## DO THIS
Write out the full listing exactly as given, minus the images.

## THE RECORDS
┌────────

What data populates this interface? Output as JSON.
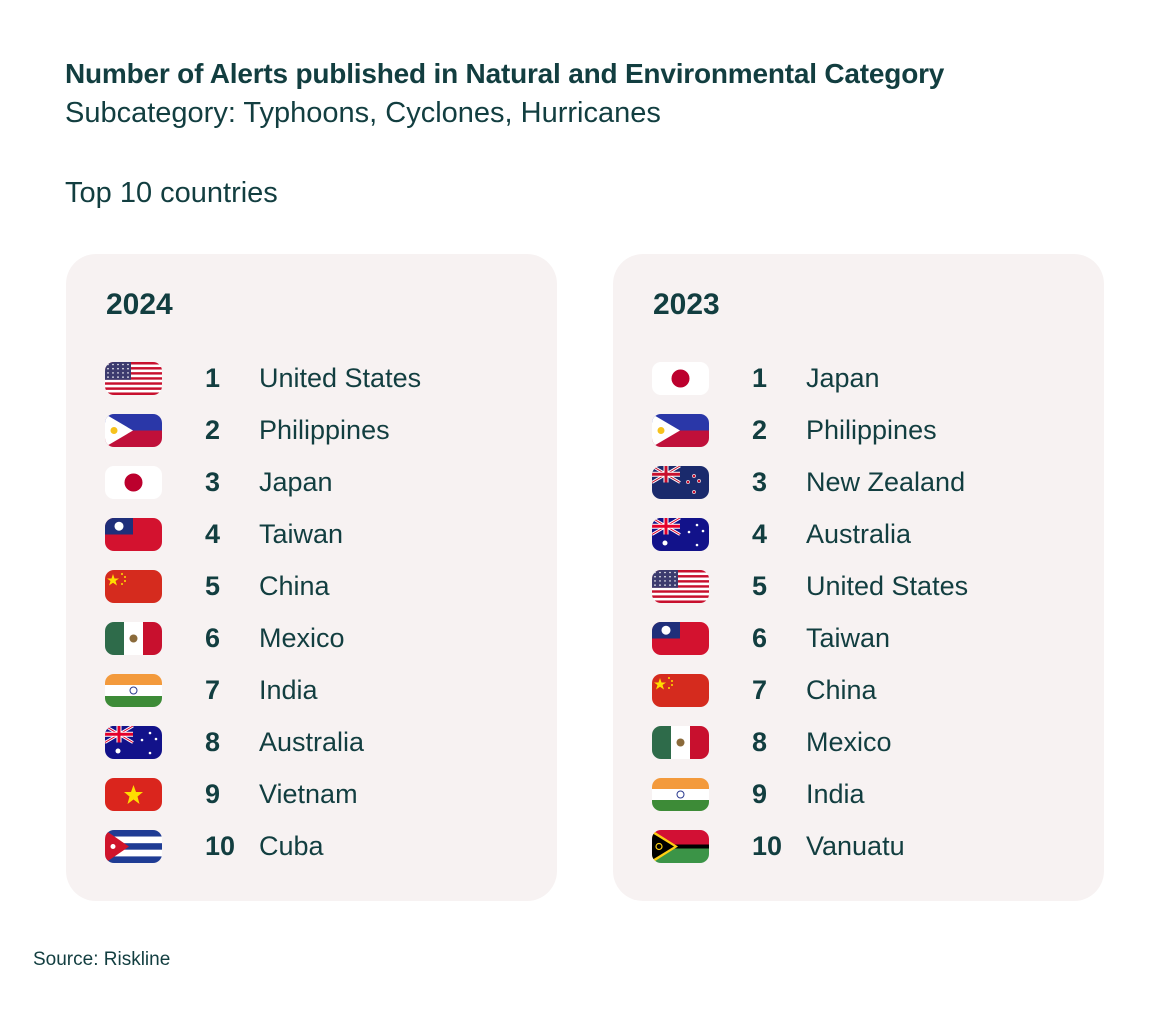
{
  "title": "Number of Alerts published in Natural and Environmental Category",
  "subtitle": "Subcategory: Typhoons, Cyclones, Hurricanes",
  "section_label": "Top 10 countries",
  "panels": [
    {
      "year": "2024",
      "items": [
        {
          "rank": "1",
          "country": "United States",
          "flag": "us"
        },
        {
          "rank": "2",
          "country": "Philippines",
          "flag": "ph"
        },
        {
          "rank": "3",
          "country": "Japan",
          "flag": "jp"
        },
        {
          "rank": "4",
          "country": "Taiwan",
          "flag": "tw"
        },
        {
          "rank": "5",
          "country": "China",
          "flag": "cn"
        },
        {
          "rank": "6",
          "country": "Mexico",
          "flag": "mx"
        },
        {
          "rank": "7",
          "country": "India",
          "flag": "in"
        },
        {
          "rank": "8",
          "country": "Australia",
          "flag": "au"
        },
        {
          "rank": "9",
          "country": "Vietnam",
          "flag": "vn"
        },
        {
          "rank": "10",
          "country": "Cuba",
          "flag": "cu"
        }
      ]
    },
    {
      "year": "2023",
      "items": [
        {
          "rank": "1",
          "country": "Japan",
          "flag": "jp"
        },
        {
          "rank": "2",
          "country": "Philippines",
          "flag": "ph"
        },
        {
          "rank": "3",
          "country": "New Zealand",
          "flag": "nz"
        },
        {
          "rank": "4",
          "country": "Australia",
          "flag": "au"
        },
        {
          "rank": "5",
          "country": "United States",
          "flag": "us"
        },
        {
          "rank": "6",
          "country": "Taiwan",
          "flag": "tw"
        },
        {
          "rank": "7",
          "country": "China",
          "flag": "cn"
        },
        {
          "rank": "8",
          "country": "Mexico",
          "flag": "mx"
        },
        {
          "rank": "9",
          "country": "India",
          "flag": "in"
        },
        {
          "rank": "10",
          "country": "Vanuatu",
          "flag": "vu"
        }
      ]
    }
  ],
  "source": "Source: Riskline",
  "colors": {
    "text": "#123e40",
    "card_bg": "#f7f2f2"
  }
}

└────────

## THE COMPLETED TASK
What data populates this interface? Output as JSON.
{
  "title": "Number of Alerts published in Natural and Environmental Category",
  "subtitle": "Subcategory: Typhoons, Cyclones, Hurricanes",
  "section_label": "Top 10 countries",
  "panels": [
    {
      "year": "2024",
      "items": [
        {
          "rank": "1",
          "country": "United States",
          "flag": "us"
        },
        {
          "rank": "2",
          "country": "Philippines",
          "flag": "ph"
        },
        {
          "rank": "3",
          "country": "Japan",
          "flag": "jp"
        },
        {
          "rank": "4",
          "country": "Taiwan",
          "flag": "tw"
        },
        {
          "rank": "5",
          "country": "China",
          "flag": "cn"
        },
        {
          "rank": "6",
          "country": "Mexico",
          "flag": "mx"
        },
        {
          "rank": "7",
          "country": "India",
          "flag": "in"
        },
        {
          "rank": "8",
          "country": "Australia",
          "flag": "au"
        },
        {
          "rank": "9",
          "country": "Vietnam",
          "flag": "vn"
        },
        {
          "rank": "10",
          "country": "Cuba",
          "flag": "cu"
        }
      ]
    },
    {
      "year": "2023",
      "items": [
        {
          "rank": "1",
          "country": "Japan",
          "flag": "jp"
        },
        {
          "rank": "2",
          "country": "Philippines",
          "flag": "ph"
        },
        {
          "rank": "3",
          "country": "New Zealand",
          "flag": "nz"
        },
        {
          "rank": "4",
          "country": "Australia",
          "flag": "au"
        },
        {
          "rank": "5",
          "country": "United States",
          "flag": "us"
        },
        {
          "rank": "6",
          "country": "Taiwan",
          "flag": "tw"
        },
        {
          "rank": "7",
          "country": "China",
          "flag": "cn"
        },
        {
          "rank": "8",
          "country": "Mexico",
          "flag": "mx"
        },
        {
          "rank": "9",
          "country": "India",
          "flag": "in"
        },
        {
          "rank": "10",
          "country": "Vanuatu",
          "flag": "vu"
        }
      ]
    }
  ],
  "source": "Source: Riskline",
  "colors": {
    "text": "#123e40",
    "card_bg": "#f7f2f2"
  }
}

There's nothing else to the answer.